___ Materials provided

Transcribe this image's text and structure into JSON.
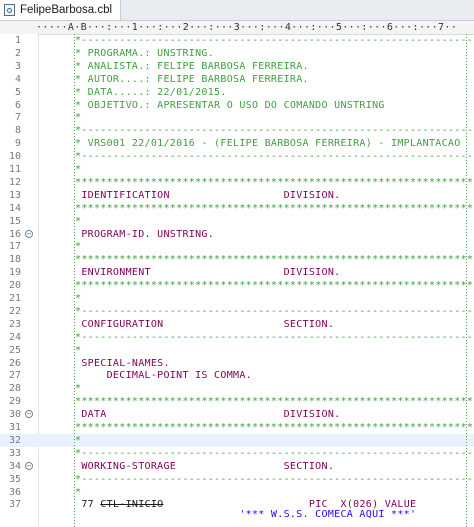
{
  "editor": {
    "tab_title": "FelipeBarbosa.cbl",
    "ruler": "·····A·B···:···1···:···2···:···3···:···4···:···5···:···6···:···7··",
    "current_line": 32,
    "fold_lines": [
      16,
      30,
      34
    ],
    "lines": [
      {
        "n": "1",
        "t": "comment",
        "text": "*---------------------------------------------------------------"
      },
      {
        "n": "2",
        "t": "comment",
        "text": "* PROGRAMA.: UNSTRING."
      },
      {
        "n": "3",
        "t": "comment",
        "text": "* ANALISTA.: FELIPE BARBOSA FERREIRA."
      },
      {
        "n": "4",
        "t": "comment",
        "text": "* AUTOR....: FELIPE BARBOSA FERREIRA."
      },
      {
        "n": "5",
        "t": "comment",
        "text": "* DATA.....: 22/01/2015."
      },
      {
        "n": "6",
        "t": "comment",
        "text": "* OBJETIVO.: APRESENTAR O USO DO COMANDO UNSTRING"
      },
      {
        "n": "7",
        "t": "comment",
        "text": "*"
      },
      {
        "n": "8",
        "t": "comment",
        "text": "*---------------------------------------------------------------"
      },
      {
        "n": "9",
        "t": "comment",
        "text": "* VRS001 22/01/2016 - (FELIPE BARBOSA FERREIRA) - IMPLANTACAO"
      },
      {
        "n": "10",
        "t": "comment",
        "text": "*---------------------------------------------------------------"
      },
      {
        "n": "11",
        "t": "comment",
        "text": "*"
      },
      {
        "n": "12",
        "t": "comment",
        "text": "****************************************************************"
      },
      {
        "n": "13",
        "t": "keyword",
        "text": " IDENTIFICATION                  DIVISION."
      },
      {
        "n": "14",
        "t": "comment",
        "text": "****************************************************************"
      },
      {
        "n": "15",
        "t": "comment",
        "text": "*"
      },
      {
        "n": "16",
        "t": "keyword",
        "text": " PROGRAM-ID. UNSTRING."
      },
      {
        "n": "17",
        "t": "comment",
        "text": "*"
      },
      {
        "n": "18",
        "t": "comment",
        "text": "****************************************************************"
      },
      {
        "n": "19",
        "t": "keyword",
        "text": " ENVIRONMENT                     DIVISION."
      },
      {
        "n": "20",
        "t": "comment",
        "text": "****************************************************************"
      },
      {
        "n": "21",
        "t": "comment",
        "text": "*"
      },
      {
        "n": "22",
        "t": "comment",
        "text": "*---------------------------------------------------------------"
      },
      {
        "n": "23",
        "t": "keyword",
        "text": " CONFIGURATION                   SECTION."
      },
      {
        "n": "24",
        "t": "comment",
        "text": "*---------------------------------------------------------------"
      },
      {
        "n": "25",
        "t": "comment",
        "text": "*"
      },
      {
        "n": "26",
        "t": "keyword",
        "text": " SPECIAL-NAMES."
      },
      {
        "n": "27",
        "t": "keyword",
        "text": "     DECIMAL-POINT IS COMMA."
      },
      {
        "n": "28",
        "t": "comment",
        "text": "*"
      },
      {
        "n": "29",
        "t": "comment",
        "text": "****************************************************************"
      },
      {
        "n": "30",
        "t": "keyword",
        "text": " DATA                            DIVISION."
      },
      {
        "n": "31",
        "t": "comment",
        "text": "****************************************************************"
      },
      {
        "n": "32",
        "t": "comment",
        "text": "*"
      },
      {
        "n": "33",
        "t": "comment",
        "text": "*---------------------------------------------------------------"
      },
      {
        "n": "34",
        "t": "keyword",
        "text": " WORKING-STORAGE                 SECTION."
      },
      {
        "n": "35",
        "t": "comment",
        "text": "*---------------------------------------------------------------"
      },
      {
        "n": "36",
        "t": "comment",
        "text": "*"
      }
    ],
    "line37": {
      "n": "37",
      "level": " 77 ",
      "name": "CTL-INICIO",
      "pad": "                       ",
      "pic": "PIC  X(026) VALUE"
    },
    "line37b": {
      "text": "                          '*** W.S.S. COMECA AQUI ***'"
    }
  }
}
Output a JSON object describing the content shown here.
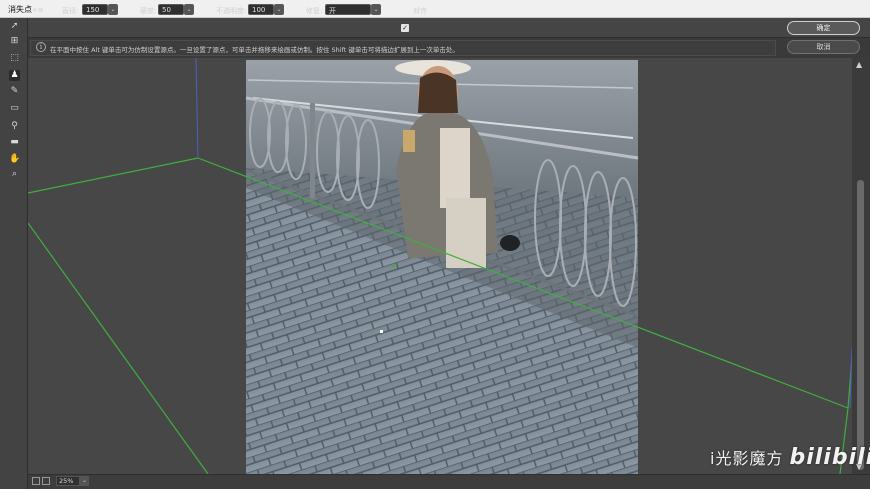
{
  "window": {
    "title": "消失点"
  },
  "toolbar": {
    "mode_label": "+≡",
    "diameter_label": "直径:",
    "diameter_value": "150",
    "hardness_label": "硬度:",
    "hardness_value": "50",
    "opacity_label": "不透明度:",
    "opacity_value": "100",
    "heal_label": "修复:",
    "heal_value": "开",
    "align_label": "对齐",
    "align_checked": true
  },
  "info": {
    "text": "在平面中按住 Alt 键单击可为仿制设置源点。一旦设置了源点，可单击并拖移来绘画或仿制。按住 Shift 键单击可将描边扩展到上一次单击处。"
  },
  "buttons": {
    "ok": "确定",
    "cancel": "取消"
  },
  "tools": [
    {
      "name": "edit-plane-tool",
      "icon": "arrow-icon"
    },
    {
      "name": "create-plane-tool",
      "icon": "grid-icon"
    },
    {
      "name": "marquee-tool",
      "icon": "marquee-icon"
    },
    {
      "name": "stamp-tool",
      "icon": "stamp-icon",
      "active": true
    },
    {
      "name": "brush-tool",
      "icon": "brush-icon"
    },
    {
      "name": "transform-tool",
      "icon": "transform-icon"
    },
    {
      "name": "eyedropper-tool",
      "icon": "eyedropper-icon"
    },
    {
      "name": "measure-tool",
      "icon": "ruler-icon"
    },
    {
      "name": "hand-tool",
      "icon": "hand-icon"
    },
    {
      "name": "zoom-tool",
      "icon": "magnifier-icon"
    }
  ],
  "status": {
    "zoom": "25%"
  },
  "watermark": {
    "text": "i光影魔方",
    "logo": "bilibili"
  },
  "colors": {
    "plane_grid": "#3fae3f",
    "perspective_blue": "#4d5fc4"
  }
}
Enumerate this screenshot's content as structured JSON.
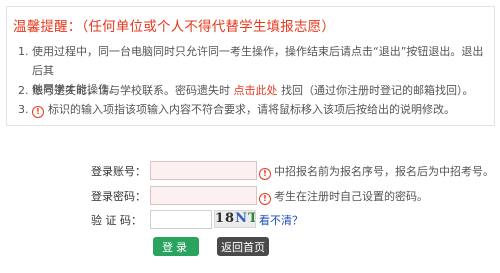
{
  "notice": {
    "title": "温馨提醒：（任何单位或个人不得代替学生填报志愿）",
    "items": [
      {
        "num": "1.",
        "line1": "使用过程中，同一台电脑同时只允许同一考生操作，操作结束后请点击“退出”按钮退出。退出后其",
        "line2": "他同学才能操作。"
      },
      {
        "num": "2.",
        "pre": "账号遗失时，请与学校联系。密码遗失时 ",
        "link": "点击此处",
        "post": " 找回（通过你注册时登记的邮箱找回）。"
      },
      {
        "num": "3.",
        "alert_symbol": "!",
        "text": "标识的输入项指该项输入内容不符合要求，请将鼠标移入该项后按给出的说明修改。"
      }
    ]
  },
  "form": {
    "account": {
      "label": "登录账号：",
      "value": "",
      "alert_symbol": "!",
      "hint": "中招报名前为报名序号，报名后为中招考号。"
    },
    "password": {
      "label": "登录密码：",
      "value": "",
      "alert_symbol": "!",
      "hint": "考生在注册时自己设置的密码。"
    },
    "captcha": {
      "label": "验 证 码：",
      "value": "",
      "image_chars": [
        "1",
        "8",
        "N",
        "T"
      ],
      "refresh_link": "看不清？"
    }
  },
  "buttons": {
    "login": "登录",
    "home": "返回首页"
  }
}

______

> **Set task**: Reproduce every line of the listing above in which the string "content" appears.

> **Exercise answer**:
Output a JSON object describing the content shown here.
Enumerate this screenshot's content as structured JSON.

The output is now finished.